--- Start ---

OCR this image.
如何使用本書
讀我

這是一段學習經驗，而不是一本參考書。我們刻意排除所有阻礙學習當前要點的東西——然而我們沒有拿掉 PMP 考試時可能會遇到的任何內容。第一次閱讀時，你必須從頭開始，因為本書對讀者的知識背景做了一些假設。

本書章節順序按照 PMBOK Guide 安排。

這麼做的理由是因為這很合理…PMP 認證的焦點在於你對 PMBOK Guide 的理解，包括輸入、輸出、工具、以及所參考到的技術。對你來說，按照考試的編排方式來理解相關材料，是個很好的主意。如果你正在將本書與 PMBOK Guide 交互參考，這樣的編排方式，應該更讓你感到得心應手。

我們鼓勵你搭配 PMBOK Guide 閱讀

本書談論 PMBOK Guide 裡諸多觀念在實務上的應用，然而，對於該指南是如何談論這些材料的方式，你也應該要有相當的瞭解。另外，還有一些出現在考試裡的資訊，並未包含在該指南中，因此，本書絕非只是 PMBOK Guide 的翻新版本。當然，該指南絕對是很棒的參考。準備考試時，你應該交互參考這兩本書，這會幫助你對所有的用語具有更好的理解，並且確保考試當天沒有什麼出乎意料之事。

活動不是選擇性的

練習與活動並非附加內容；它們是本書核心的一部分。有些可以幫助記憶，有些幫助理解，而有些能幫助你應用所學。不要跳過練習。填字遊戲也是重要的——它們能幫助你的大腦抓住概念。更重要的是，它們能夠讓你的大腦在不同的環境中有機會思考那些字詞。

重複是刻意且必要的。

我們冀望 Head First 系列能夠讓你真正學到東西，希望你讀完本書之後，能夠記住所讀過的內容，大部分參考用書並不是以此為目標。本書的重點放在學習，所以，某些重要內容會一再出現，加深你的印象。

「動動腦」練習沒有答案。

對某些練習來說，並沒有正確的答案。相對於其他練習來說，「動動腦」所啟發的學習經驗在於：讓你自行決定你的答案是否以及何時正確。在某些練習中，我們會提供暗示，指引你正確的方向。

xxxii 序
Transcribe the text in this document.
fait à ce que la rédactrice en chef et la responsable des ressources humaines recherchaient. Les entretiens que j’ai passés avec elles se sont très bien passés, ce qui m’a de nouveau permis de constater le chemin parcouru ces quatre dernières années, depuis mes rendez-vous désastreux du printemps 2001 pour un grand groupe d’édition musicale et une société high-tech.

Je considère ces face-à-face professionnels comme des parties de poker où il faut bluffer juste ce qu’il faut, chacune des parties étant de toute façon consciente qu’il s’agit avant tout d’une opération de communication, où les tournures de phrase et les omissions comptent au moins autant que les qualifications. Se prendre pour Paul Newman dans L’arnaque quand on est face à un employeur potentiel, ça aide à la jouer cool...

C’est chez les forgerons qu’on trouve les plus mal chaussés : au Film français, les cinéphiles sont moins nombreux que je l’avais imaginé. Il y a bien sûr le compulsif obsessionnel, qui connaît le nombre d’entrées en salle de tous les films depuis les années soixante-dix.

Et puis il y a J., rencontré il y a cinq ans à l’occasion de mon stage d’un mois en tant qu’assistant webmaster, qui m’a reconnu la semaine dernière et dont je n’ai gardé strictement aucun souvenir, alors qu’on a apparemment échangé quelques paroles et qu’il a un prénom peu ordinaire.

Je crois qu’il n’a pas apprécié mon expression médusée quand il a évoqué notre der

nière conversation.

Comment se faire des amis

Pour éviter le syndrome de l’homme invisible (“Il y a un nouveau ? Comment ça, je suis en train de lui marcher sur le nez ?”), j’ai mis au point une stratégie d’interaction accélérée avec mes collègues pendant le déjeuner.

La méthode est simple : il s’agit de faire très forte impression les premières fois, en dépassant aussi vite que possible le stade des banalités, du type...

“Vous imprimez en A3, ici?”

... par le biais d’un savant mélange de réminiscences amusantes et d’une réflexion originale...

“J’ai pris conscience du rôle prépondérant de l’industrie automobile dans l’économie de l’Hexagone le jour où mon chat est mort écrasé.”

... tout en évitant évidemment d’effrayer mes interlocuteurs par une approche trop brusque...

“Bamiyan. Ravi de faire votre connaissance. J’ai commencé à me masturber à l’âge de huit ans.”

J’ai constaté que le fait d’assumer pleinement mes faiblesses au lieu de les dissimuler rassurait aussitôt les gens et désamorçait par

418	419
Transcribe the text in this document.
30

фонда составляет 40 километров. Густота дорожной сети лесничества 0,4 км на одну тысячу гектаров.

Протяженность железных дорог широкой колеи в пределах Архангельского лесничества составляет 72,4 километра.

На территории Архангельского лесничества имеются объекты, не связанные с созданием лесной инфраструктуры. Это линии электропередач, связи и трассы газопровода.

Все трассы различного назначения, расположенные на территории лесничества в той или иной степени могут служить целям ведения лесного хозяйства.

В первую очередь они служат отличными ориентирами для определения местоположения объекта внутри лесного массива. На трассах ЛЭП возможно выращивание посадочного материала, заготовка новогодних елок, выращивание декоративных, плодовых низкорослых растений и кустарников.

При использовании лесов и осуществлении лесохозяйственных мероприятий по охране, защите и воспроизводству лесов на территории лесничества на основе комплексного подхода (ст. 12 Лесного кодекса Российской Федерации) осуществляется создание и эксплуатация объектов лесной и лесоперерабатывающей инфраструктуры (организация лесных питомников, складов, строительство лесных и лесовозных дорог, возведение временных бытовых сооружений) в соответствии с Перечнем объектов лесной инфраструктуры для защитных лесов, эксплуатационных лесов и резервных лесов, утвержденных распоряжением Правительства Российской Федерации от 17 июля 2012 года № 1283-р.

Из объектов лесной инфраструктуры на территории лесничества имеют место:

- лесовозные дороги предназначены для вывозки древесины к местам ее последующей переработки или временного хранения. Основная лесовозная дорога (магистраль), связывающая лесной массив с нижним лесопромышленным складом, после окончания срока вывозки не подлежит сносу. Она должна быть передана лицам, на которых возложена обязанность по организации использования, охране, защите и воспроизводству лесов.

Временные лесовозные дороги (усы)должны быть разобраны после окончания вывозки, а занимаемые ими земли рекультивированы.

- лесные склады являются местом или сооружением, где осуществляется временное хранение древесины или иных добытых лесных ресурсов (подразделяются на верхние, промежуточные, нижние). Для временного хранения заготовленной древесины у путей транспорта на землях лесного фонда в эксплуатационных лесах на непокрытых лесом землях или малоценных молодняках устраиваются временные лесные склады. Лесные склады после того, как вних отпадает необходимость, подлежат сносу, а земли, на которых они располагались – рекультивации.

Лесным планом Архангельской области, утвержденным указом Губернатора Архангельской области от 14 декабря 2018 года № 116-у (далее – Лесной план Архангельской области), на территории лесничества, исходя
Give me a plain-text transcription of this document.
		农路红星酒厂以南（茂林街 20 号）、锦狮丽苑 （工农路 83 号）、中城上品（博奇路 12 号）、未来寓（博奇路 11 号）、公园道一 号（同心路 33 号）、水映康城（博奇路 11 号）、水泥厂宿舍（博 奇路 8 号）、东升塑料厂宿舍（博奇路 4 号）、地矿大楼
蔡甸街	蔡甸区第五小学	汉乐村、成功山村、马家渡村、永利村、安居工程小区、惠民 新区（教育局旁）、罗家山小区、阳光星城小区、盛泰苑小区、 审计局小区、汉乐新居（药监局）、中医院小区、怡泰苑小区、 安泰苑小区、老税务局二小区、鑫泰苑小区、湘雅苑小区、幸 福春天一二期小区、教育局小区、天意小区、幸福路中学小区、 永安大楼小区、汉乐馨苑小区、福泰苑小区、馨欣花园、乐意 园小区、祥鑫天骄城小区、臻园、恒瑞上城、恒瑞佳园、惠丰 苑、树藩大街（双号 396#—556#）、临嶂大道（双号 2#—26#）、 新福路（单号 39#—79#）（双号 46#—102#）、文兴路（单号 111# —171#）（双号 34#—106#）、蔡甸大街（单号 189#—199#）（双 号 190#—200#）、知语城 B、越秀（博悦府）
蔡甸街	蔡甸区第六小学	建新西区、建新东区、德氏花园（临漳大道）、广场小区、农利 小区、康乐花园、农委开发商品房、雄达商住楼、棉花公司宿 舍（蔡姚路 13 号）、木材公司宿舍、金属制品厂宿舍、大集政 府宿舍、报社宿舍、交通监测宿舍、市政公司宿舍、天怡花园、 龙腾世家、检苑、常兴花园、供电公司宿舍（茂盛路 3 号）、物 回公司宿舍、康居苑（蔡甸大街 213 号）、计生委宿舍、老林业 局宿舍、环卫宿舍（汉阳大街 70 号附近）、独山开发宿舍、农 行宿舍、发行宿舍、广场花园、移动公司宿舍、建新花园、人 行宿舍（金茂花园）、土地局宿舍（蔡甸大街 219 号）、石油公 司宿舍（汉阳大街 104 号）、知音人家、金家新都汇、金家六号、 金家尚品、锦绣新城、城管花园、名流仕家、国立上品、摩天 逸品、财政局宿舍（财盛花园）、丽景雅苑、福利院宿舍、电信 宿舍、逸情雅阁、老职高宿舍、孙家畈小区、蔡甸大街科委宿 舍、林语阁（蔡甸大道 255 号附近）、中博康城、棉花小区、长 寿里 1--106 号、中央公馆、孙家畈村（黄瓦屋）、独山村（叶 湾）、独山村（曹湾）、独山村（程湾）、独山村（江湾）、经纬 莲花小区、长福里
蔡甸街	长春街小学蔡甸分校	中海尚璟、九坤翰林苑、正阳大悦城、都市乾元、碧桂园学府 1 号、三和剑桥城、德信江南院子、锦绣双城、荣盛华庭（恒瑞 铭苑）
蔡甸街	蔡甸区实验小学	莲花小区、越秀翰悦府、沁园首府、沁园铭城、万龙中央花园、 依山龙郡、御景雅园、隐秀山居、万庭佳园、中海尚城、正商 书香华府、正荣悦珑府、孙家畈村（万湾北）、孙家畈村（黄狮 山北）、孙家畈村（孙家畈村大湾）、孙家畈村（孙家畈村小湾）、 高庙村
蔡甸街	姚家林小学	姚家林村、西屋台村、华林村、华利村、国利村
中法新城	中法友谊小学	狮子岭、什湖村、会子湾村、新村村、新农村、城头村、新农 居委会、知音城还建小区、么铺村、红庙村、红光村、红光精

--- End ---

* **Task goal**
Find all lines where the word "fait" appears. Copy them.

* **Written answer**
fait à ce que la rédactrice en chef et la responsable des ressources humaines recherchaient. Les entretiens que j’ai passés avec elles se sont très bien passés, ce qui m’a de nouveau permis de constater le chemin parcouru ces quatre dernières années, depuis mes rendez-vous désastreux du printemps 2001 pour un grand groupe d’édition musicale et une société high-tech.
J’ai constaté que le fait d’assumer pleinement mes faiblesses au lieu de les dissimuler rassurait aussitôt les gens et désamorçait par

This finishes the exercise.